### Given exercise
Reproduce each line from the records that holds "forest".
━━━━━ Extracted material
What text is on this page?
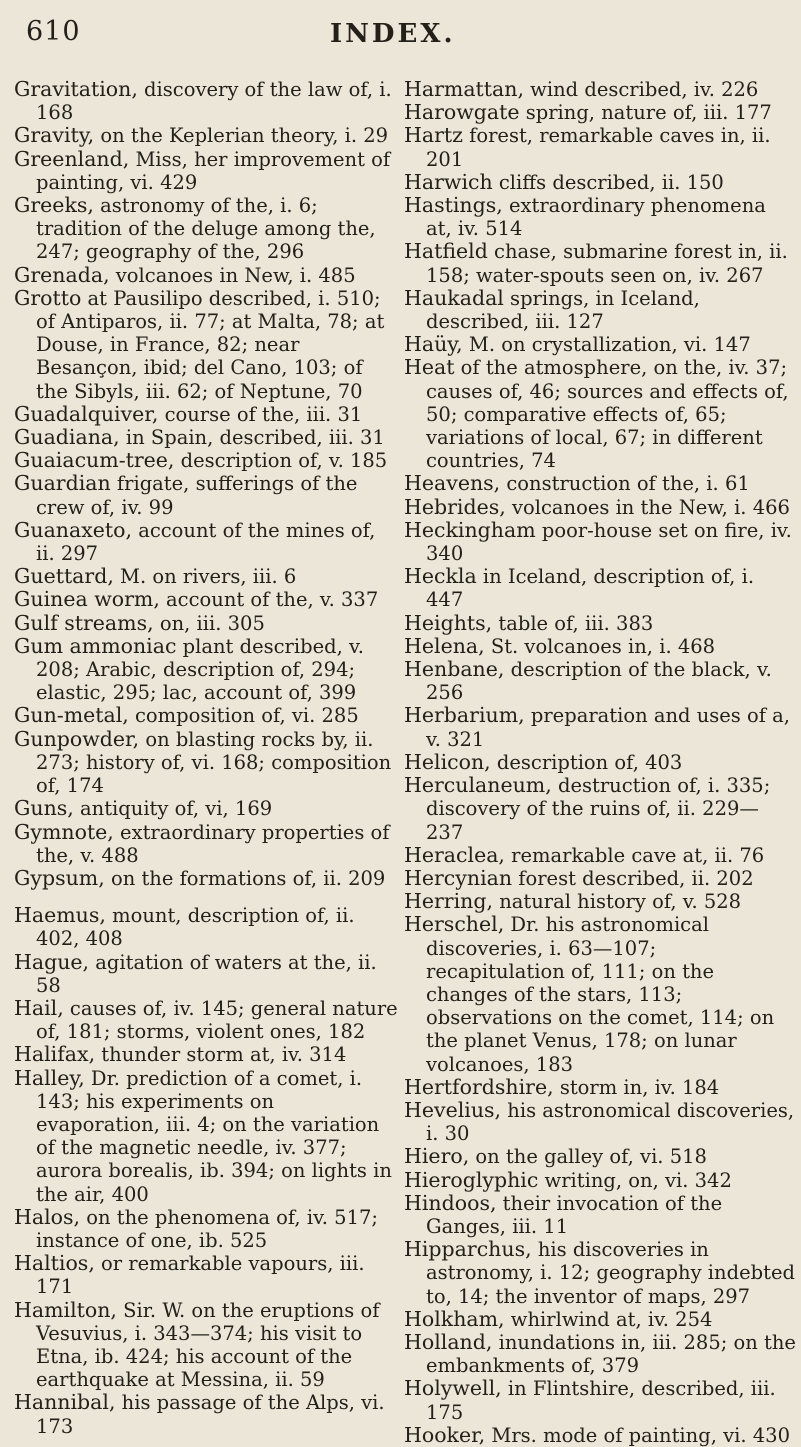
610	INDEX.

Gravitation, discovery of the law of, i. 168

Gravity, on the Keplerian theory, i. 29

Greenland, Miss, her improvement of painting, vi. 429

Greeks, astronomy of the, i. 6; tradition of the deluge among the, 247; geography of the, 296

Grenada, volcanoes in New, i. 485

Grotto at Pausilipo described, i. 510; of Antiparos, ii. 77; at Malta, 78; at Douse, in France, 82; near Besançon, ibid; del Cano, 103; of the Sibyls, iii. 62; of Neptune, 70

Guadalquiver, course of the, iii. 31

Guadiana, in Spain, described, iii. 31

Guaiacum-tree, description of, v. 185

Guardian frigate, sufferings of the crew of, iv. 99

Guanaxeto, account of the mines of, ii. 297

Guettard, M. on rivers, iii. 6

Guinea worm, account of the, v. 337

Gulf streams, on, iii. 305

Gum ammoniac plant described, v. 208; Arabic, description of, 294; elastic, 295; lac, account of, 399

Gun-metal, composition of, vi. 285

Gunpowder, on blasting rocks by, ii. 273; history of, vi. 168; composition of, 174

Guns, antiquity of, vi, 169

Gymnote, extraordinary properties of the, v. 488

Gypsum, on the formations of, ii. 209

Haemus, mount, description of, ii. 402, 408

Hague, agitation of waters at the, ii. 58

Hail, causes of, iv. 145; general nature of, 181; storms, violent ones, 182

Halifax, thunder storm at, iv. 314

Halley, Dr. prediction of a comet, i. 143; his experiments on evaporation, iii. 4; on the variation of the magnetic needle, iv. 377; aurora borealis, ib. 394; on lights in the air, 400

Halos, on the phenomena of, iv. 517; instance of one, ib. 525

Haltios, or remarkable vapours, iii. 171

Hamilton, Sir. W. on the eruptions of Vesuvius, i. 343—374; his visit to Etna, ib. 424; his account of the earthquake at Messina, ii. 59

Hannibal, his passage of the Alps, vi. 173

Harmattan, wind described, iv. 226

Harowgate spring, nature of, iii. 177

Hartz forest, remarkable caves in, ii. 201

Harwich cliffs described, ii. 150

Hastings, extraordinary phenomena at, iv. 514

Hatfield chase, submarine forest in, ii. 158; water-spouts seen on, iv. 267

Haukadal springs, in Iceland, described, iii. 127

Haüy, M. on crystallization, vi. 147

Heat of the atmosphere, on the, iv. 37; causes of, 46; sources and effects of, 50; comparative effects of, 65; variations of local, 67; in different countries, 74

Heavens, construction of the, i. 61

Hebrides, volcanoes in the New, i. 466

Heckingham poor-house set on fire, iv. 340

Heckla in Iceland, description of, i. 447

Heights, table of, iii. 383

Helena, St. volcanoes in, i. 468

Henbane, description of the black, v. 256

Herbarium, preparation and uses of a, v. 321

Helicon, description of, 403

Herculaneum, destruction of, i. 335; discovery of the ruins of, ii. 229—237

Heraclea, remarkable cave at, ii. 76

Hercynian forest described, ii. 202

Herring, natural history of, v. 528

Herschel, Dr. his astronomical discoveries, i. 63—107; recapitulation of, 111; on the changes of the stars, 113; observations on the comet, 114; on the planet Venus, 178; on lunar volcanoes, 183

Hertfordshire, storm in, iv. 184

Hevelius, his astronomical discoveries, i. 30

Hiero, on the galley of, vi. 518

Hieroglyphic writing, on, vi. 342

Hindoos, their invocation of the Ganges, iii. 11

Hipparchus, his discoveries in astronomy, i. 12; geography indebted to, 14; the inventor of maps, 297

Holkham, whirlwind at, iv. 254

Holland, inundations in, iii. 285; on the embankments of, 379

Holywell, in Flintshire, described, iii. 175

Hooker, Mrs. mode of painting, vi. 430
━━━━━━━━━━
### The response
Hartz forest, remarkable caves in, ii. 201
Hatfield chase, submarine forest in, ii. 158; water-spouts seen on, iv. 267
Hercynian forest described, ii. 202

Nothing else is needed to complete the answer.